[Start RECORD EXTRACTS]

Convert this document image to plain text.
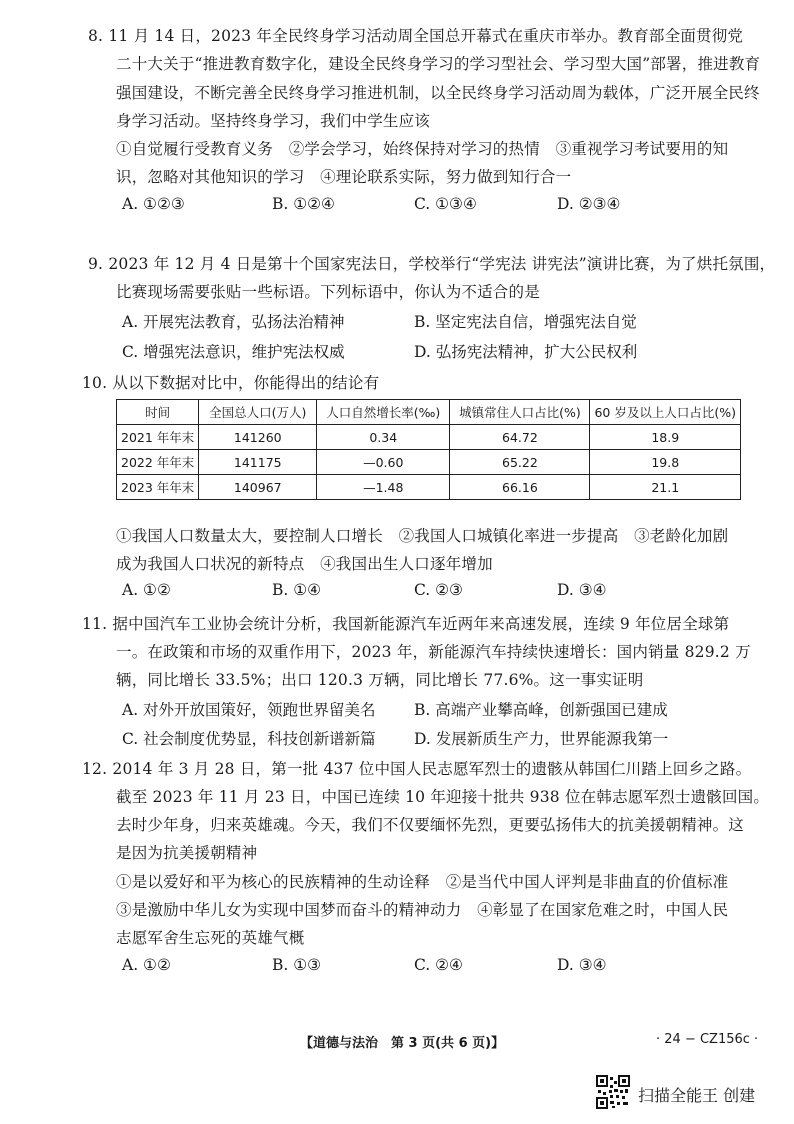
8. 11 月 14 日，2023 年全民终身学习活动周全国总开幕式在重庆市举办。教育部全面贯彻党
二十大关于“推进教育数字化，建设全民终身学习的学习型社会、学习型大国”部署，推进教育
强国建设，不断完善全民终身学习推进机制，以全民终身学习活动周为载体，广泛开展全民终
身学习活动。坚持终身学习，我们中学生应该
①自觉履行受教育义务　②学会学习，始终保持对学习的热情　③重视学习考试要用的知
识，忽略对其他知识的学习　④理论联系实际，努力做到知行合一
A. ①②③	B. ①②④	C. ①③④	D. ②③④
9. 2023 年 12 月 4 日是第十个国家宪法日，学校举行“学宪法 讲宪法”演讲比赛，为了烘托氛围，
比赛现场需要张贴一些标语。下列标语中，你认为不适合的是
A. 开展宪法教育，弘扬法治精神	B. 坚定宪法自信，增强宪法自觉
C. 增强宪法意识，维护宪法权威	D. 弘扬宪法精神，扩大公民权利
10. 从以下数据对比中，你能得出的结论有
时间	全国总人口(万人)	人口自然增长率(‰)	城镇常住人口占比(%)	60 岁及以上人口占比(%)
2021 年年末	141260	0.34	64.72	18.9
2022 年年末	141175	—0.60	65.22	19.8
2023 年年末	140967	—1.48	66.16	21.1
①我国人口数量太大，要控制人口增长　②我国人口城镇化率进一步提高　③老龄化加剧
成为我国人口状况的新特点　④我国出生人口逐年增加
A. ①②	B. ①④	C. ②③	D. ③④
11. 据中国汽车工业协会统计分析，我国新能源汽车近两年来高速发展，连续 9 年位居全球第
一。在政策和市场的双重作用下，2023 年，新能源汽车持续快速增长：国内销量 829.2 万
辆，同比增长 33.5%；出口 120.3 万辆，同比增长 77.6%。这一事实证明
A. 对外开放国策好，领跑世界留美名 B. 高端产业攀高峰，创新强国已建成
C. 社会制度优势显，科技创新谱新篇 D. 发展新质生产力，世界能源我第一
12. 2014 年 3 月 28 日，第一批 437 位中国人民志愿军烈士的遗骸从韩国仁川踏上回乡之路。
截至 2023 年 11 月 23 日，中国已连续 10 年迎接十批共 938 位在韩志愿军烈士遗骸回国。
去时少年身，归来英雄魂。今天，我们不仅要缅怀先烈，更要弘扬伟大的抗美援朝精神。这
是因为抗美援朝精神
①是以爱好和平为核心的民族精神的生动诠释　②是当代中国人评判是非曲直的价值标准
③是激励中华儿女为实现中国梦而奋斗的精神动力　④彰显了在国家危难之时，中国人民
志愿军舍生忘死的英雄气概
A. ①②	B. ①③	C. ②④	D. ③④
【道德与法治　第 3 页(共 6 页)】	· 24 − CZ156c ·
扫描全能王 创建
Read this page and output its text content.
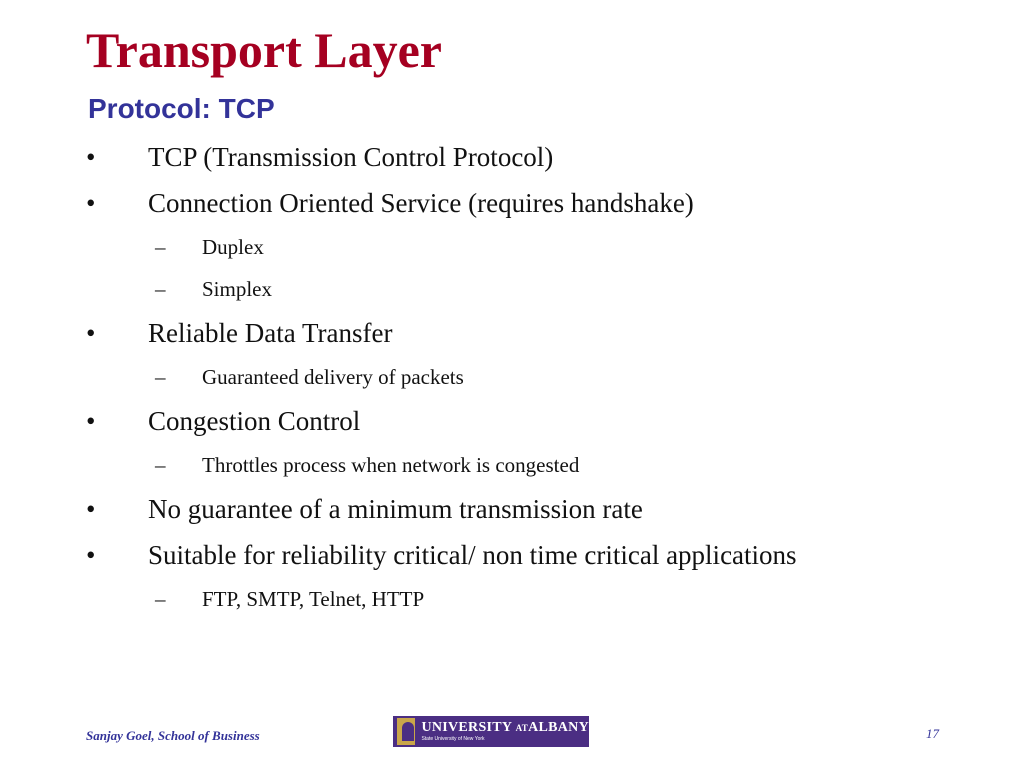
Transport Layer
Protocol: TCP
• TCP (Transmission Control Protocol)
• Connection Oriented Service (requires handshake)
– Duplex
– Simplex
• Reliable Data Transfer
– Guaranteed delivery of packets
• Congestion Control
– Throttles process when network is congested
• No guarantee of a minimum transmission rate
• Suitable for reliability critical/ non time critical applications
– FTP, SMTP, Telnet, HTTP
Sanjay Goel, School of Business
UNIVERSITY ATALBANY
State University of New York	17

[End RECORD EXTRACTS]

▶ **INSTRUCTIONS TO FOLLOW**: Output every entry word for word, but omit the pictures.

▶ **WRITTEN SOLUTION**:
Convert this document image to plain text.
8. 11 月 14 日，2023 年全民终身学习活动周全国总开幕式在重庆市举办。教育部全面贯彻党
二十大关于“推进教育数字化，建设全民终身学习的学习型社会、学习型大国”部署，推进教育
强国建设，不断完善全民终身学习推进机制，以全民终身学习活动周为载体，广泛开展全民终
身学习活动。坚持终身学习，我们中学生应该
①自觉履行受教育义务　②学会学习，始终保持对学习的热情　③重视学习考试要用的知
识，忽略对其他知识的学习　④理论联系实际，努力做到知行合一
A. ①②③	B. ①②④	C. ①③④	D. ②③④
9. 2023 年 12 月 4 日是第十个国家宪法日，学校举行“学宪法 讲宪法”演讲比赛，为了烘托氛围，
比赛现场需要张贴一些标语。下列标语中，你认为不适合的是
A. 开展宪法教育，弘扬法治精神	B. 坚定宪法自信，增强宪法自觉
C. 增强宪法意识，维护宪法权威	D. 弘扬宪法精神，扩大公民权利
10. 从以下数据对比中，你能得出的结论有
时间	全国总人口(万人)	人口自然增长率(‰)	城镇常住人口占比(%)	60 岁及以上人口占比(%)
2021 年年末	141260	0.34	64.72	18.9
2022 年年末	141175	—0.60	65.22	19.8
2023 年年末	140967	—1.48	66.16	21.1
①我国人口数量太大，要控制人口增长　②我国人口城镇化率进一步提高　③老龄化加剧
成为我国人口状况的新特点　④我国出生人口逐年增加
A. ①②	B. ①④	C. ②③	D. ③④
11. 据中国汽车工业协会统计分析，我国新能源汽车近两年来高速发展，连续 9 年位居全球第
一。在政策和市场的双重作用下，2023 年，新能源汽车持续快速增长：国内销量 829.2 万
辆，同比增长 33.5%；出口 120.3 万辆，同比增长 77.6%。这一事实证明
A. 对外开放国策好，领跑世界留美名 B. 高端产业攀高峰，创新强国已建成
C. 社会制度优势显，科技创新谱新篇 D. 发展新质生产力，世界能源我第一
12. 2014 年 3 月 28 日，第一批 437 位中国人民志愿军烈士的遗骸从韩国仁川踏上回乡之路。
截至 2023 年 11 月 23 日，中国已连续 10 年迎接十批共 938 位在韩志愿军烈士遗骸回国。
去时少年身，归来英雄魂。今天，我们不仅要缅怀先烈，更要弘扬伟大的抗美援朝精神。这
是因为抗美援朝精神
①是以爱好和平为核心的民族精神的生动诠释　②是当代中国人评判是非曲直的价值标准
③是激励中华儿女为实现中国梦而奋斗的精神动力　④彰显了在国家危难之时，中国人民
志愿军舍生忘死的英雄气概
A. ①②	B. ①③	C. ②④	D. ③④
【道德与法治　第 3 页(共 6 页)】	· 24 − CZ156c ·
扫描全能王 创建
Read this page and output its text content.
Transport Layer
Protocol: TCP
• TCP (Transmission Control Protocol)
• Connection Oriented Service (requires handshake)
– Duplex
– Simplex
• Reliable Data Transfer
– Guaranteed delivery of packets
• Congestion Control
– Throttles process when network is congested
• No guarantee of a minimum transmission rate
• Suitable for reliability critical/ non time critical applications
– FTP, SMTP, Telnet, HTTP
Sanjay Goel, School of Business
UNIVERSITY ATALBANY
State University of New York	17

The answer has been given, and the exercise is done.